Brief: Where a line contains the word "color", copy that line.

Figure record extracts:

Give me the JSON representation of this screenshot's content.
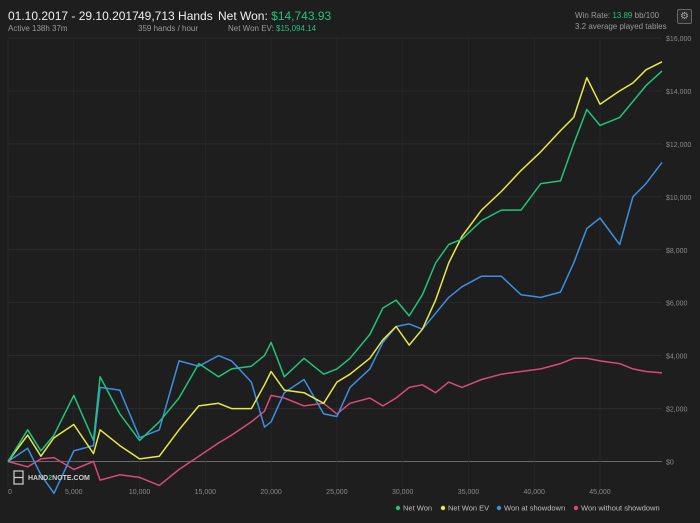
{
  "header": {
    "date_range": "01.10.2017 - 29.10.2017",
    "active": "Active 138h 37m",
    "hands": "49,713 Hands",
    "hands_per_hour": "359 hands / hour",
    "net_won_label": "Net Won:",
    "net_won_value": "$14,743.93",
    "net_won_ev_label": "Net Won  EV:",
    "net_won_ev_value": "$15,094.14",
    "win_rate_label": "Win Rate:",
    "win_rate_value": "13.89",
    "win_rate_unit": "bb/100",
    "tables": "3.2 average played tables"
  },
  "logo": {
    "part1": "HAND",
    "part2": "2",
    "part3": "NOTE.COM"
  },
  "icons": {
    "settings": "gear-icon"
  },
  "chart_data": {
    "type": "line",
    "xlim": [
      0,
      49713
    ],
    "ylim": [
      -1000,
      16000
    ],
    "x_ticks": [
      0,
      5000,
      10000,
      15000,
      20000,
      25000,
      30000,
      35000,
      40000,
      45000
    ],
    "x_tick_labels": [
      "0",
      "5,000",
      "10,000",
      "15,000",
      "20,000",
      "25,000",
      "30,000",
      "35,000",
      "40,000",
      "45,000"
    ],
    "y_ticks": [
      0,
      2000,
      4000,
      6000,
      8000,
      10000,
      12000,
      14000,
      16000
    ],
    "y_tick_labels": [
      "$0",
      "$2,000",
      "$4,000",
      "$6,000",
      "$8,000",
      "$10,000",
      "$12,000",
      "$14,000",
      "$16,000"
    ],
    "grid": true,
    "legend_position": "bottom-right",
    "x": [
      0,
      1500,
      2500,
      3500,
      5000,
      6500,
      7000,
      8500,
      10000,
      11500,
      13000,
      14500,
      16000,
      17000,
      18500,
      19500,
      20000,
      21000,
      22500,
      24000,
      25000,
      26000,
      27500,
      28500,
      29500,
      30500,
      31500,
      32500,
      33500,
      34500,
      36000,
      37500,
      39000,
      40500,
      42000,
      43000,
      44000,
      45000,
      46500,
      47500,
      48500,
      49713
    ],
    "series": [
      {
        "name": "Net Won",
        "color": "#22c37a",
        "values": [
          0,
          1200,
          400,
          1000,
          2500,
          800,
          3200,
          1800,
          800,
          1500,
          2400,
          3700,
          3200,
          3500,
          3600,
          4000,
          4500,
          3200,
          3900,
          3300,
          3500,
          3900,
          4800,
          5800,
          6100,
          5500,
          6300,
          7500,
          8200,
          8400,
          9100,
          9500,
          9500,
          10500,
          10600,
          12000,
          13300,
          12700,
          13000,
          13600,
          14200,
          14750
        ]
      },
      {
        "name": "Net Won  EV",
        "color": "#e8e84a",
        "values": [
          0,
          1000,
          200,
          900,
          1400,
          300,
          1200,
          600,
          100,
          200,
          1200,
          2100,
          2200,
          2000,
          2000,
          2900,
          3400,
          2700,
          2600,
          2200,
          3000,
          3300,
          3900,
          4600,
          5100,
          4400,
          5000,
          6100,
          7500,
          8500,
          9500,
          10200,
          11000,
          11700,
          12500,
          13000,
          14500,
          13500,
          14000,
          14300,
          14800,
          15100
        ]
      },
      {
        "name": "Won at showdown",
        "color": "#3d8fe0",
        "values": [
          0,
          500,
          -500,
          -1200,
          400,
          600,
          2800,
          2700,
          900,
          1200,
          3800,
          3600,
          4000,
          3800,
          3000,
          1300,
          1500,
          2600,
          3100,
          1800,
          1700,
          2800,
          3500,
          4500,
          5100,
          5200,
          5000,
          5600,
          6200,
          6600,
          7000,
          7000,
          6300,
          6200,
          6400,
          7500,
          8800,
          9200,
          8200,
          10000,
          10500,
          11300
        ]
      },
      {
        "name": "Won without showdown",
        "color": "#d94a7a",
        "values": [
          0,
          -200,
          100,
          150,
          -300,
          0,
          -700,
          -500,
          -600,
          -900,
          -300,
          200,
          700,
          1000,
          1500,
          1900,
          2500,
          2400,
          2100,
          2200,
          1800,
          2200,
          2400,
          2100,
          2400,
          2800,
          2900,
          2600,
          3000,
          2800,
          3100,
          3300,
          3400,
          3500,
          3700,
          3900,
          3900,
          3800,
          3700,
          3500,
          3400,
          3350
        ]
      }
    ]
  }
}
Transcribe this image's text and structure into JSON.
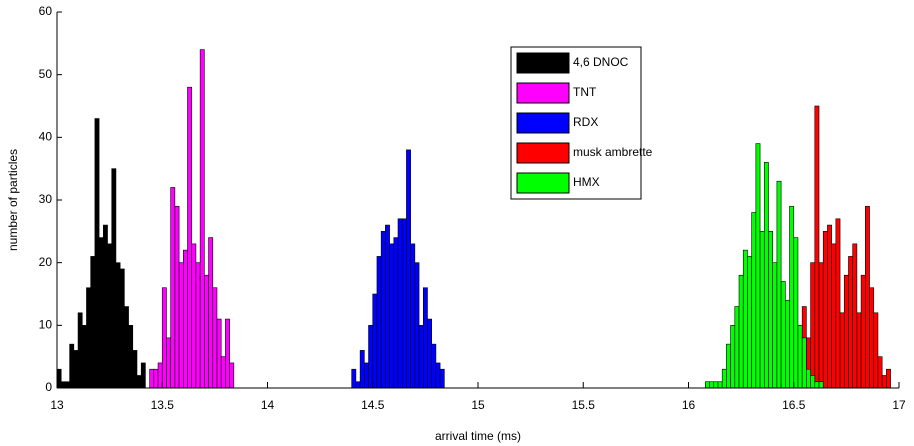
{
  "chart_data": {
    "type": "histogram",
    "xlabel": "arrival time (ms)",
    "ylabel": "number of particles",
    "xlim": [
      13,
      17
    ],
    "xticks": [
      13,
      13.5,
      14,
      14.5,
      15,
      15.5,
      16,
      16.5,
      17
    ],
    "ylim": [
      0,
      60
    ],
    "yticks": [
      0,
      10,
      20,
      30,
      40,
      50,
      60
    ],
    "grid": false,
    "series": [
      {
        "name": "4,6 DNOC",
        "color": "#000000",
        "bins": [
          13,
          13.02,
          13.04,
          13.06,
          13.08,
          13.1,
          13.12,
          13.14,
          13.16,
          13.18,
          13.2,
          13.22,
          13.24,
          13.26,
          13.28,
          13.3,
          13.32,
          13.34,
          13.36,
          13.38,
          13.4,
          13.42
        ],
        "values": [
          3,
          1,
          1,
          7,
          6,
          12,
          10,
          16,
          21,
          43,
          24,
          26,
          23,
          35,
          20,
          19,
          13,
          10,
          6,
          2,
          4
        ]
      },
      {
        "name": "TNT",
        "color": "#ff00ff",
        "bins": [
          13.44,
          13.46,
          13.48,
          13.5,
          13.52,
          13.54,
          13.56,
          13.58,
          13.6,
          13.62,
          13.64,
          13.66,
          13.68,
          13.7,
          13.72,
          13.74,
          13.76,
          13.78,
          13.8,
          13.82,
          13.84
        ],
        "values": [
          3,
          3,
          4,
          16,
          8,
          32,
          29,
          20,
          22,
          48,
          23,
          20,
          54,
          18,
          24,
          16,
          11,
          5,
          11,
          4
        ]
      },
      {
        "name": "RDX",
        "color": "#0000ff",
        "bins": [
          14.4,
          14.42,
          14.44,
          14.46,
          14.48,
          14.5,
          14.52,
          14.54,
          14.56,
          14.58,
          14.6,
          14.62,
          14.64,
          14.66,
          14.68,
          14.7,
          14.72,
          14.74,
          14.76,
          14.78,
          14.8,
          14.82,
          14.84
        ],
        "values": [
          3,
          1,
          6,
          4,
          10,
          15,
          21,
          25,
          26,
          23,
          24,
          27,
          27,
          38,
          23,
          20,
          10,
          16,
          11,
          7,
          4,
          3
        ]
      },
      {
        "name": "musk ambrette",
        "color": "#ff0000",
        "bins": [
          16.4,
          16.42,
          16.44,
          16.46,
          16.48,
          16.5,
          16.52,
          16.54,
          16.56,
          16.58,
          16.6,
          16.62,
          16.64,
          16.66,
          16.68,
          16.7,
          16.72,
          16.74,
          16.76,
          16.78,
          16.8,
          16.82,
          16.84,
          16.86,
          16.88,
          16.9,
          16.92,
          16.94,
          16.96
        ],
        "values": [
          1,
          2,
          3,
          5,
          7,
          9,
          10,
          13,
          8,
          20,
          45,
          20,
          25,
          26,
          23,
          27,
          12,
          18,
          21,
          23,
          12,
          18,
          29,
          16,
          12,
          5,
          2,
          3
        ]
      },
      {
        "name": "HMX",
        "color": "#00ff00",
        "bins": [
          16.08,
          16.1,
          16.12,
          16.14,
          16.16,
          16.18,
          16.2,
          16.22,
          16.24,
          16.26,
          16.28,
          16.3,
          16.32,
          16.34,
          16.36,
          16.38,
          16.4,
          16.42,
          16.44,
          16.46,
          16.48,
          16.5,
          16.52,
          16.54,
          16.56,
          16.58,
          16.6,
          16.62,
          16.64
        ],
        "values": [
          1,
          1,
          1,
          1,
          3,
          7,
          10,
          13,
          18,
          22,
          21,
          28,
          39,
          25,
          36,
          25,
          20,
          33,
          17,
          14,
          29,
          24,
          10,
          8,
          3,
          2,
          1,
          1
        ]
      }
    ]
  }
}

--

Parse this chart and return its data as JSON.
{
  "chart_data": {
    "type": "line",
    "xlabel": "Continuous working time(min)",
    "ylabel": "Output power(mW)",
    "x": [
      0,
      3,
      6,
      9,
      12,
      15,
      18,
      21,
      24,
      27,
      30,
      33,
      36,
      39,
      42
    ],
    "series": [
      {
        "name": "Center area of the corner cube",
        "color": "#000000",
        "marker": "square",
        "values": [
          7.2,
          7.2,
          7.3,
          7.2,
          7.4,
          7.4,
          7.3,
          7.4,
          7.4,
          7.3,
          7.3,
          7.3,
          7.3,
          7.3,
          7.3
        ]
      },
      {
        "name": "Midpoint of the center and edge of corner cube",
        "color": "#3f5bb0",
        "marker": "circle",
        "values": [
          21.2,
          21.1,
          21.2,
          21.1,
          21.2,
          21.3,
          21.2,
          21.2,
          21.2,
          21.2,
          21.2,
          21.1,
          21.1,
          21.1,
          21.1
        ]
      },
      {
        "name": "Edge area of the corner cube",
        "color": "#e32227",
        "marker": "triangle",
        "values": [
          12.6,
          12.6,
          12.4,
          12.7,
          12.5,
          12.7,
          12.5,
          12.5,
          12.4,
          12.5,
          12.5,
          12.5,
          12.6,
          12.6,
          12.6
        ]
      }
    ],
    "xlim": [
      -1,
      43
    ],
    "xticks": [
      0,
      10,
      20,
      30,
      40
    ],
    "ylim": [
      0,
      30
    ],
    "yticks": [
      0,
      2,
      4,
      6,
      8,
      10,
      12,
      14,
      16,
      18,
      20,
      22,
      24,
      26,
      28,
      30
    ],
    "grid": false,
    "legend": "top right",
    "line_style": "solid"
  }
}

Output of the exercise:
        "color": "#22c37a",
        "color": "#e8e84a",
        "color": "#3d8fe0",
        "color": "#d94a7a",
        "color": "#000000",
        "color": "#ff00ff",
        "color": "#0000ff",
        "color": "#ff0000",
        "color": "#00ff00",
        "color": "#000000",
        "color": "#3f5bb0",
        "color": "#e32227",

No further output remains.